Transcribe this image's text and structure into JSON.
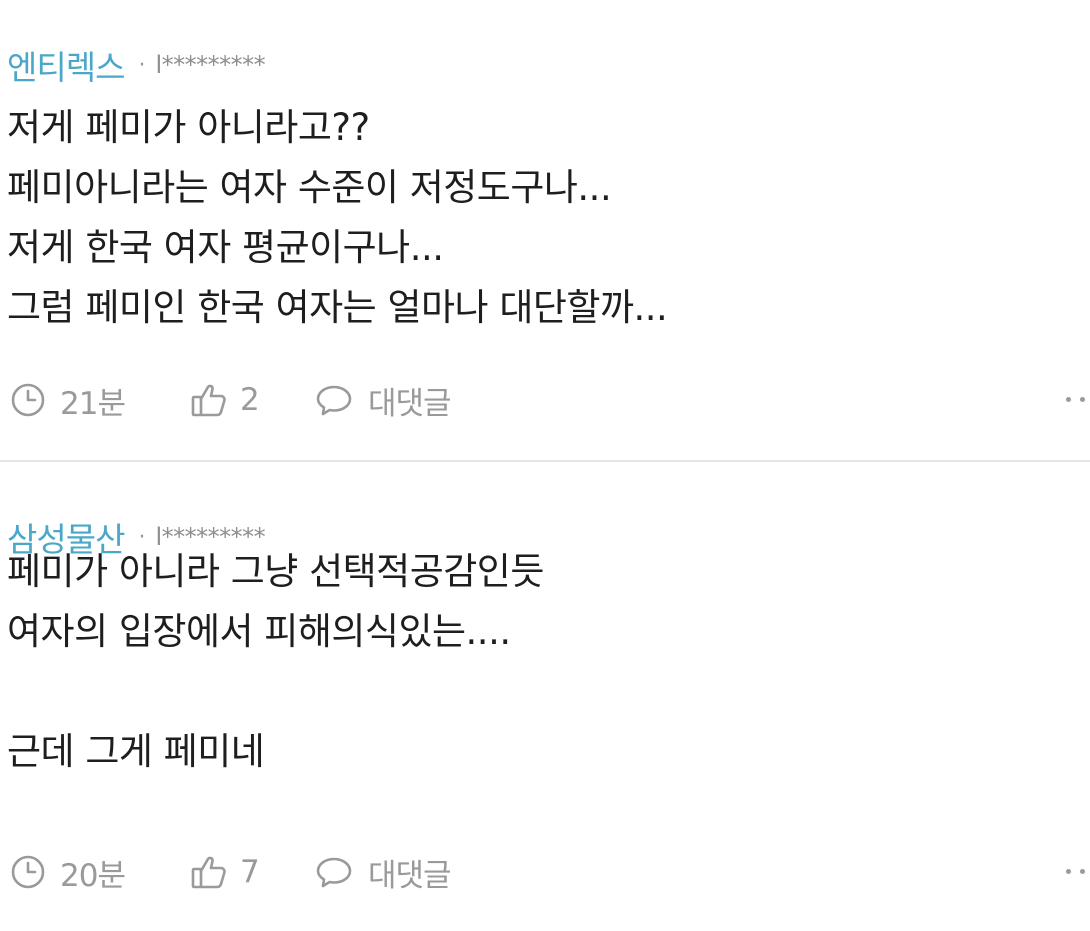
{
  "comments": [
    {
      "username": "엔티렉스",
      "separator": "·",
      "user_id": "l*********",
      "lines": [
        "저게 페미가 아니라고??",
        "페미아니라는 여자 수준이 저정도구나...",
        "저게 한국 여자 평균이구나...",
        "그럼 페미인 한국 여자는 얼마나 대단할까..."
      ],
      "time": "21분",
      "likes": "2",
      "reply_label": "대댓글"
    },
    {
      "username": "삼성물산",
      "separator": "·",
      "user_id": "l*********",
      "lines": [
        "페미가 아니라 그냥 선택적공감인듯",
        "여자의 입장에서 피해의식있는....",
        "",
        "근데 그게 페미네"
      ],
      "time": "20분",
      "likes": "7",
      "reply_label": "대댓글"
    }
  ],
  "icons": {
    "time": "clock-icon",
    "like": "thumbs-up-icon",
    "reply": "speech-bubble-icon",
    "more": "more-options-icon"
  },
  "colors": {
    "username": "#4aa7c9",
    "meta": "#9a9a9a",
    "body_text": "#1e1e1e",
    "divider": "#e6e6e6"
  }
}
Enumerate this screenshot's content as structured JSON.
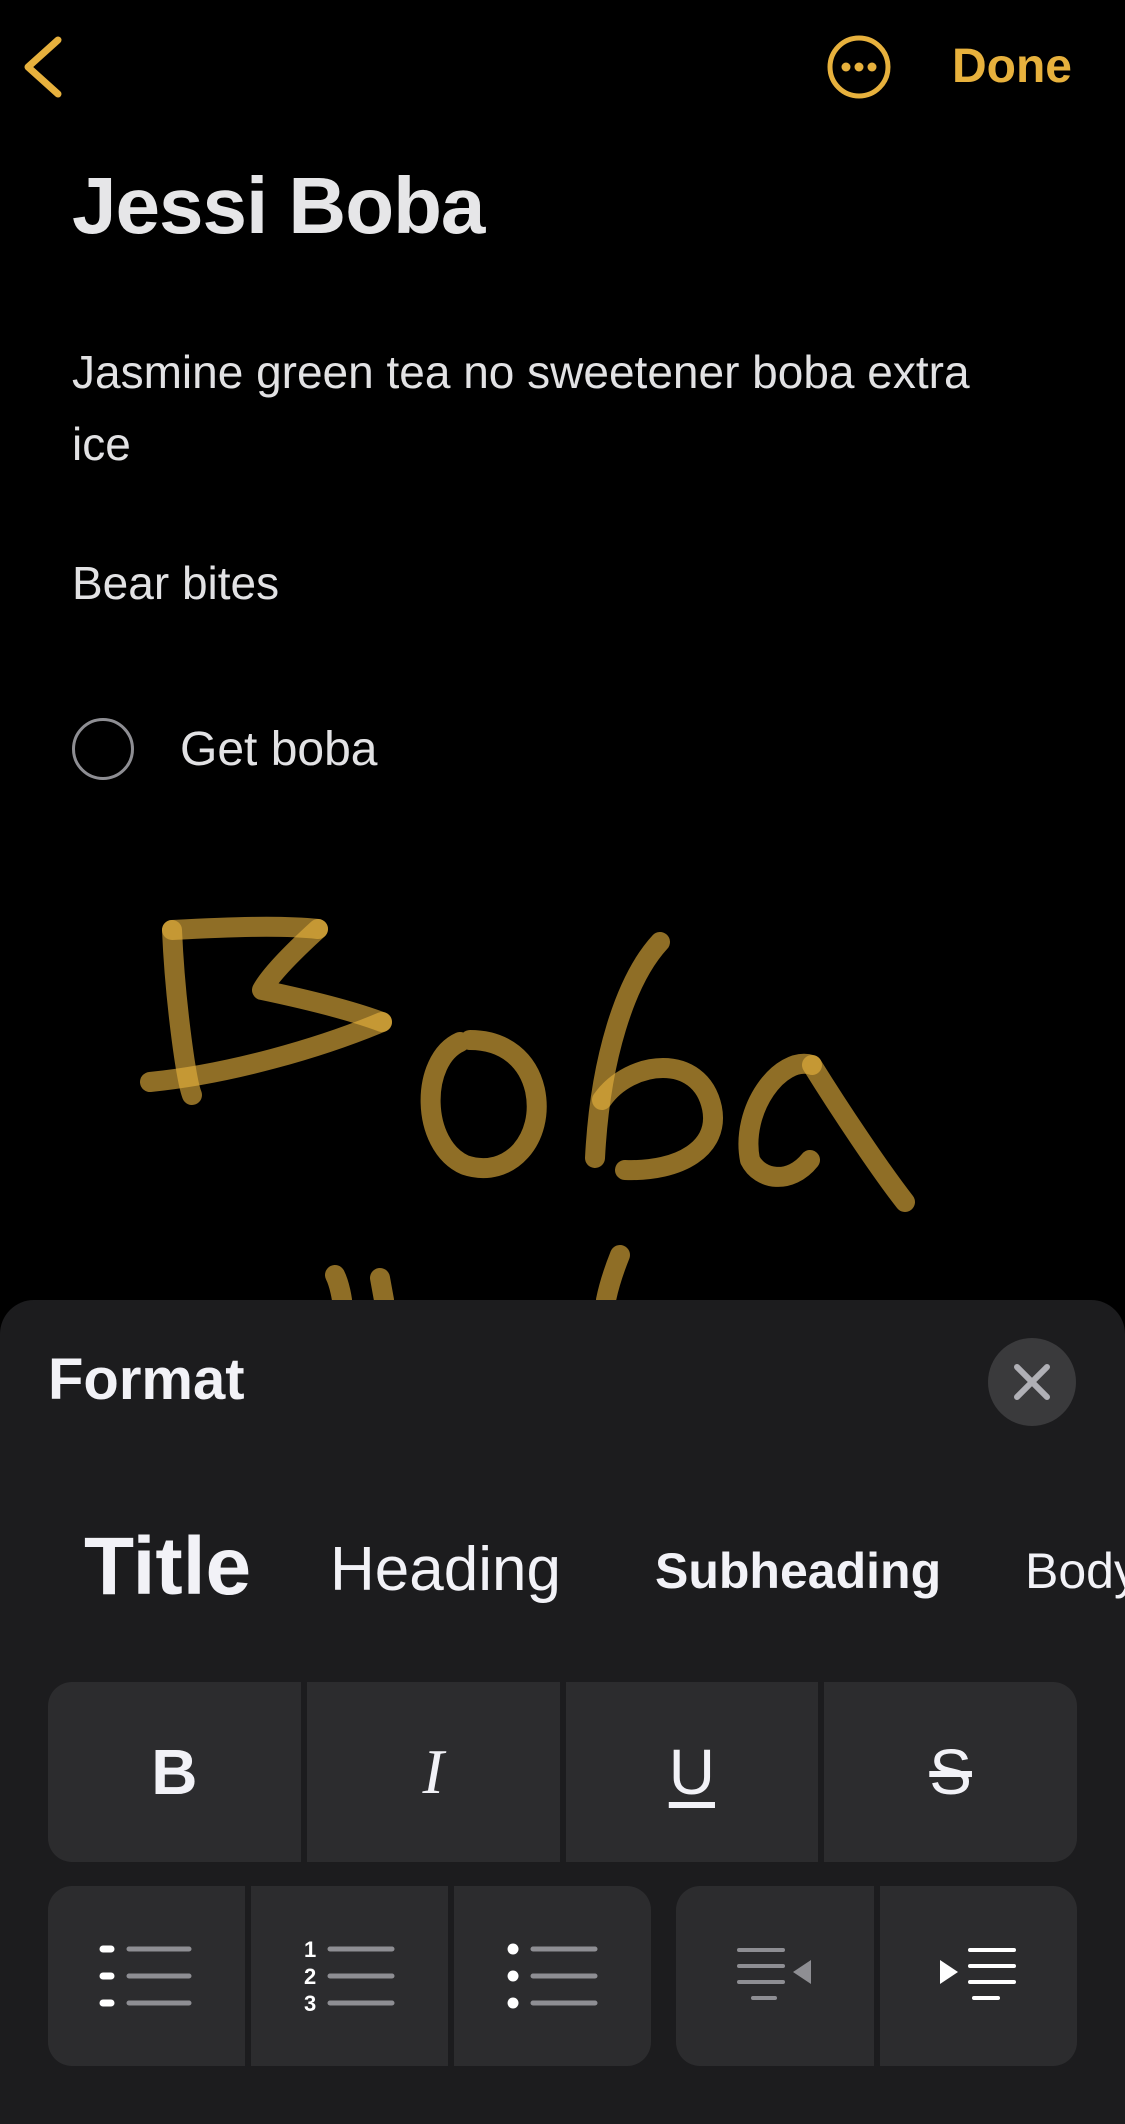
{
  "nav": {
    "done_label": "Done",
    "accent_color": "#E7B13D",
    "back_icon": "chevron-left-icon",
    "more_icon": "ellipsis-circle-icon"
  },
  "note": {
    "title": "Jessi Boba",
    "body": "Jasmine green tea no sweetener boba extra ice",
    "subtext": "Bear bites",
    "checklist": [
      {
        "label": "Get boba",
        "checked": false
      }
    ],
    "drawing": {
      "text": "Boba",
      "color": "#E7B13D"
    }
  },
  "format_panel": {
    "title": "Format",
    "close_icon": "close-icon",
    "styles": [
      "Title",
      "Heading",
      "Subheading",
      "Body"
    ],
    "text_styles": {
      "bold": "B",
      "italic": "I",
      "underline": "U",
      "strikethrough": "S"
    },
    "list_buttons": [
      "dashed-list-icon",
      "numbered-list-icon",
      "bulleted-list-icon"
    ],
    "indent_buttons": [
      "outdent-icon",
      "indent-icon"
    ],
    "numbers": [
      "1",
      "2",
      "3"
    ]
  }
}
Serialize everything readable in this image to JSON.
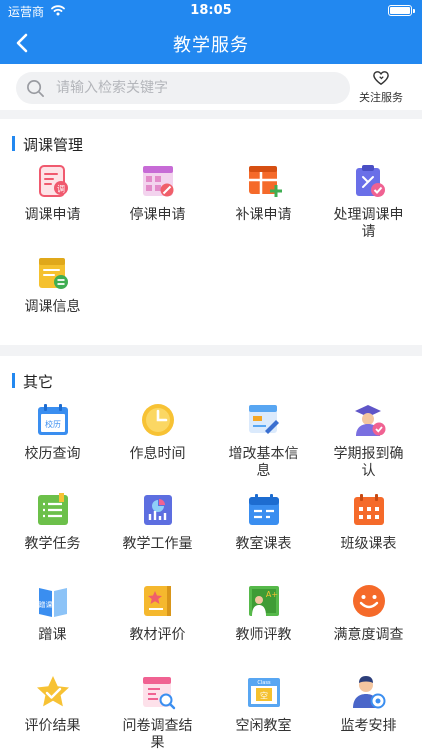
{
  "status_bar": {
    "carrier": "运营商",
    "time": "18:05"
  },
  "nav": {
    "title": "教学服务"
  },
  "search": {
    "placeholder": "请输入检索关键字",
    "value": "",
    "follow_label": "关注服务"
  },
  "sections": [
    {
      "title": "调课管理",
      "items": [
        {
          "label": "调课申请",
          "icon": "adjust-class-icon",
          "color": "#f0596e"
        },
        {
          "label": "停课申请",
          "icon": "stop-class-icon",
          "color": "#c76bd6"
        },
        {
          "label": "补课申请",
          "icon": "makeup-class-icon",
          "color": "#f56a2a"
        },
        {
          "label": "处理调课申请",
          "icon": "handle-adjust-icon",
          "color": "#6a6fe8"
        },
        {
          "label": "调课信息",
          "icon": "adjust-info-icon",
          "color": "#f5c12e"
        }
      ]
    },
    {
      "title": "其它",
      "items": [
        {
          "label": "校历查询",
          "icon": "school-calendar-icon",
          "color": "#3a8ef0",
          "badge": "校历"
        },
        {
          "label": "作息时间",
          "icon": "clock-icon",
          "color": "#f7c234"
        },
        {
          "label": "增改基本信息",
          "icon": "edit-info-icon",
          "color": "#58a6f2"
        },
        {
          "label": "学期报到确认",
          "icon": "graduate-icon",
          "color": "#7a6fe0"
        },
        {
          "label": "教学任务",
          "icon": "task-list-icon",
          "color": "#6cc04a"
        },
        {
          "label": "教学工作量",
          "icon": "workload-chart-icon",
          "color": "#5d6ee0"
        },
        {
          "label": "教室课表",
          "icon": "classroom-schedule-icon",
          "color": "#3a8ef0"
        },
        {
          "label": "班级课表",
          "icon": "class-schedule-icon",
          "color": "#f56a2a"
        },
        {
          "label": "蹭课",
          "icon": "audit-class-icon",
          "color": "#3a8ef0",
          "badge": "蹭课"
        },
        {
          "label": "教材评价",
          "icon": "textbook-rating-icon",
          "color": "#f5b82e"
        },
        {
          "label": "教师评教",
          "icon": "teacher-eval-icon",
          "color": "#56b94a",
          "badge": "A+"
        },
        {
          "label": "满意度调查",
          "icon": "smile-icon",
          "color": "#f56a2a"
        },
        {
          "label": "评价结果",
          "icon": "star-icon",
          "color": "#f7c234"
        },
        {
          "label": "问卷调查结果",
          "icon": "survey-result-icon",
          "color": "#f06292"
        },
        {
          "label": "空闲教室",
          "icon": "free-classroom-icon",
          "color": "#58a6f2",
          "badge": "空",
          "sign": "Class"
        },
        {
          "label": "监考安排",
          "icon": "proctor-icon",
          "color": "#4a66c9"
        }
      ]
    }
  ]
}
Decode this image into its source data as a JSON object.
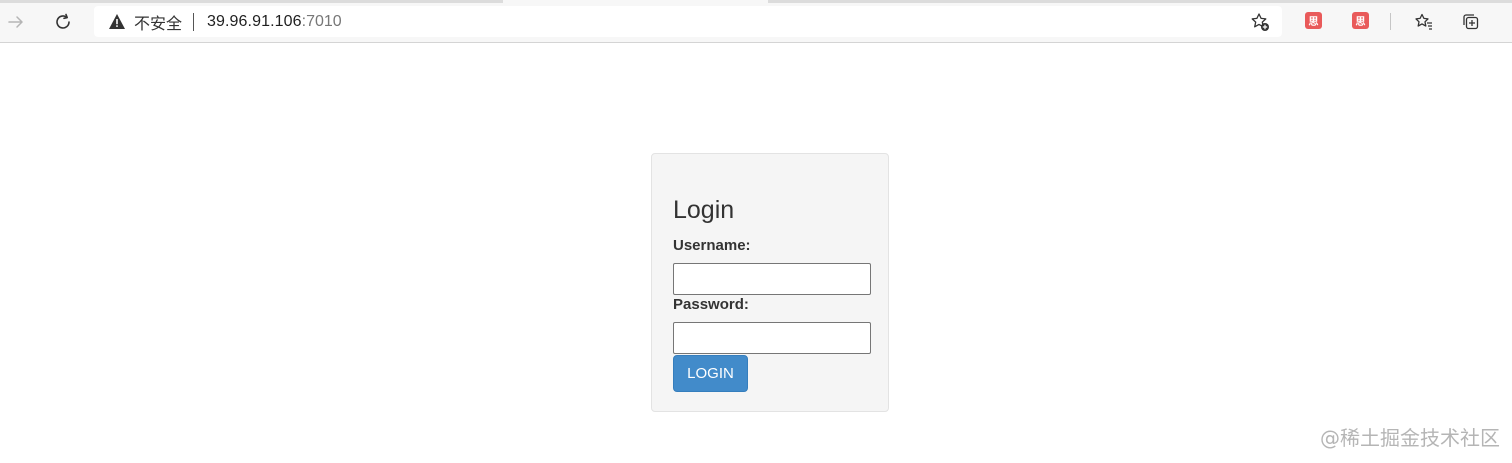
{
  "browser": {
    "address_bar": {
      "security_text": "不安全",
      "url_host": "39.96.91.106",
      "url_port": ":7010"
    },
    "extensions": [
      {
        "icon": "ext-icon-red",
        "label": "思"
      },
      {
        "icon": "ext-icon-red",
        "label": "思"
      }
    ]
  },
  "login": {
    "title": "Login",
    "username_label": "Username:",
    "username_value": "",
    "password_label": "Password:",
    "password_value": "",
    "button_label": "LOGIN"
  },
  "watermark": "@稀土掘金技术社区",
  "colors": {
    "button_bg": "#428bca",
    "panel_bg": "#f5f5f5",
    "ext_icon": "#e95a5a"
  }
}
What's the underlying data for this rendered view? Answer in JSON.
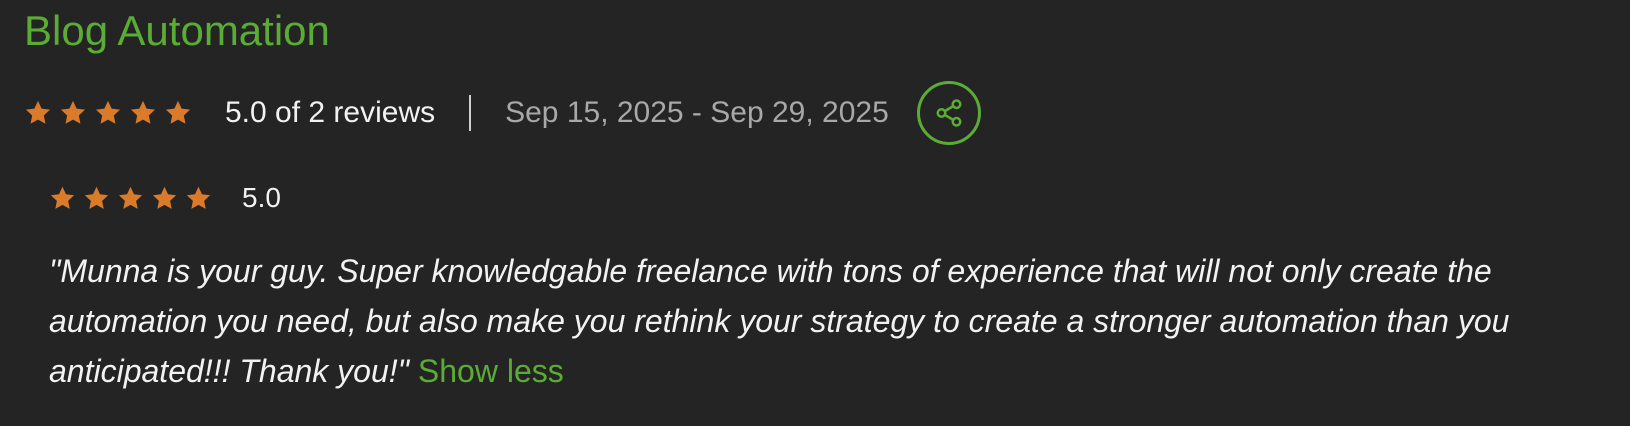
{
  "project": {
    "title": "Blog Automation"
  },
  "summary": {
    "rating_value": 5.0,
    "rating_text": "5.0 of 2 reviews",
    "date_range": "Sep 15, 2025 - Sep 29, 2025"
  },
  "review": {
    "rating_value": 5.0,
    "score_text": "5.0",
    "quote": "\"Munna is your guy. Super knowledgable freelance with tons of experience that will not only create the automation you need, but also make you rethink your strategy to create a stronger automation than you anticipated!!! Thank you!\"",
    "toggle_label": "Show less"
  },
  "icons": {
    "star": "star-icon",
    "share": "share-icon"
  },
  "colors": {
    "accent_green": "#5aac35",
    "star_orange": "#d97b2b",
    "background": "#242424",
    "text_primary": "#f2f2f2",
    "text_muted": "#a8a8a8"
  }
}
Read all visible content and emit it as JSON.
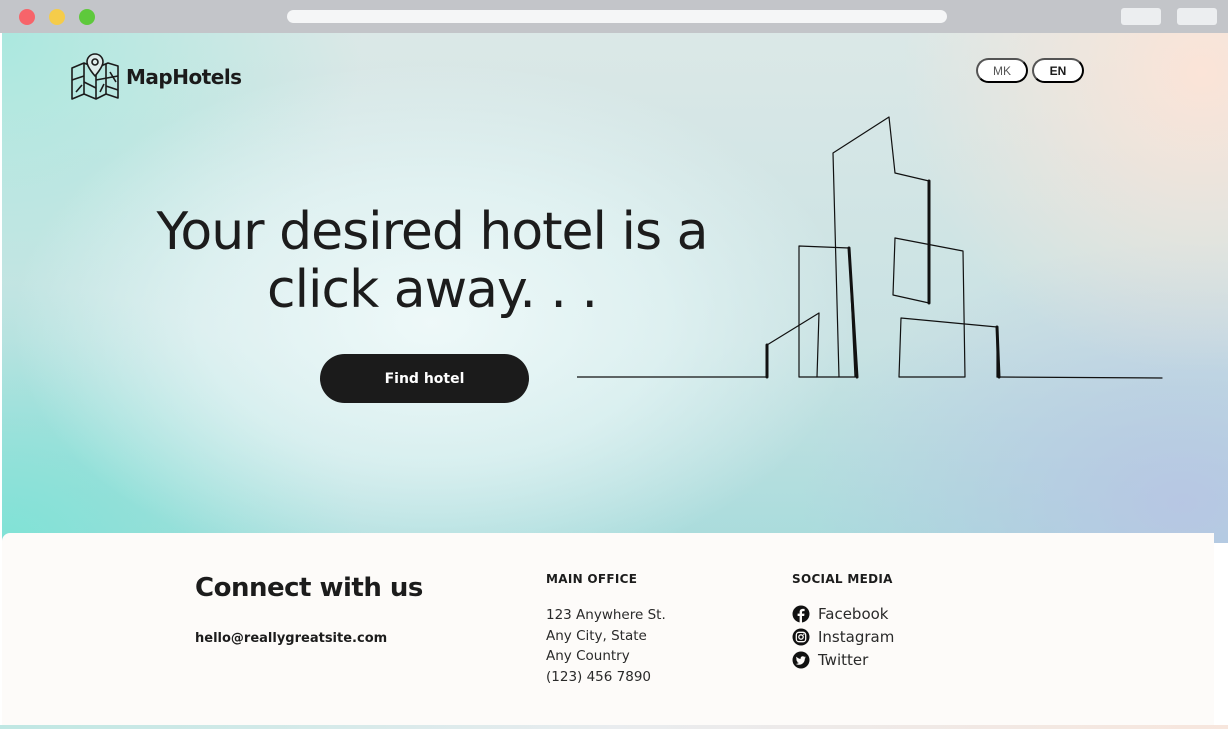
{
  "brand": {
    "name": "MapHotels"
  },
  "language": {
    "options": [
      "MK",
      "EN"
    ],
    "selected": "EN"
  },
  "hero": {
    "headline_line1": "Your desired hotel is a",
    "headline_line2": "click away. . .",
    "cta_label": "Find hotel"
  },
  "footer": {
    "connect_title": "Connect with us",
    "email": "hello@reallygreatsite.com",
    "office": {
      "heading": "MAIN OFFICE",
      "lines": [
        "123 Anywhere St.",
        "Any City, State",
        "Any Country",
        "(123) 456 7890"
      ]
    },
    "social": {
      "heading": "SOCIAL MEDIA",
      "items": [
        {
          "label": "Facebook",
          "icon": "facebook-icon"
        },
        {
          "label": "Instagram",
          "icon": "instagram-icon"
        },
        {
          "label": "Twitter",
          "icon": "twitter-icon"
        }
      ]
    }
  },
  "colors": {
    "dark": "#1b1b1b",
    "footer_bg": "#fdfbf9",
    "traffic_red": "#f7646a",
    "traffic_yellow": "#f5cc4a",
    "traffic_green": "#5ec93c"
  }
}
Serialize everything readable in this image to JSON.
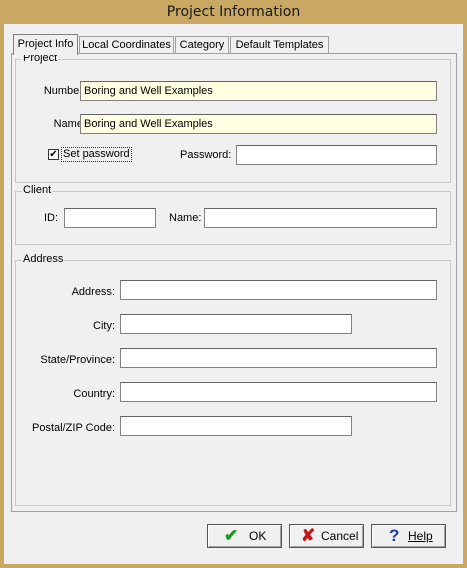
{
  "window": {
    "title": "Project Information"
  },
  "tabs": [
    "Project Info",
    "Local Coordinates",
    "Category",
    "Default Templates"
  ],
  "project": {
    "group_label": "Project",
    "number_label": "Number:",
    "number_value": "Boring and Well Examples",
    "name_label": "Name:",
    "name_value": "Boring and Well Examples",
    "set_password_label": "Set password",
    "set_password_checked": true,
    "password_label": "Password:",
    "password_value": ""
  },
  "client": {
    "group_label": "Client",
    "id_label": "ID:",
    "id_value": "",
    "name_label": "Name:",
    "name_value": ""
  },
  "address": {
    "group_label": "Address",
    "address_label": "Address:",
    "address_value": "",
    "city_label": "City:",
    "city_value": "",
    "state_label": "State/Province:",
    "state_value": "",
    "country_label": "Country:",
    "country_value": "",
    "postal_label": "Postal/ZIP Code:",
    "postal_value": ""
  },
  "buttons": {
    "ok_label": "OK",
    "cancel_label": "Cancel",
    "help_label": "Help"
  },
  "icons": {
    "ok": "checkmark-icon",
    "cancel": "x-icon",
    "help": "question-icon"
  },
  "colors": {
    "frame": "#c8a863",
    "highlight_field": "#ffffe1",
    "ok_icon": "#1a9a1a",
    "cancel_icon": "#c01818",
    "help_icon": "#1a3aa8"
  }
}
■ ■ ■ ■ ■
▸ Work to complete
In the entries above, locate every line with the word "Boring" and copy it.

▸ Task answer
    "number_value": "Boring and Well Examples",
    "name_value": "Boring and Well Examples",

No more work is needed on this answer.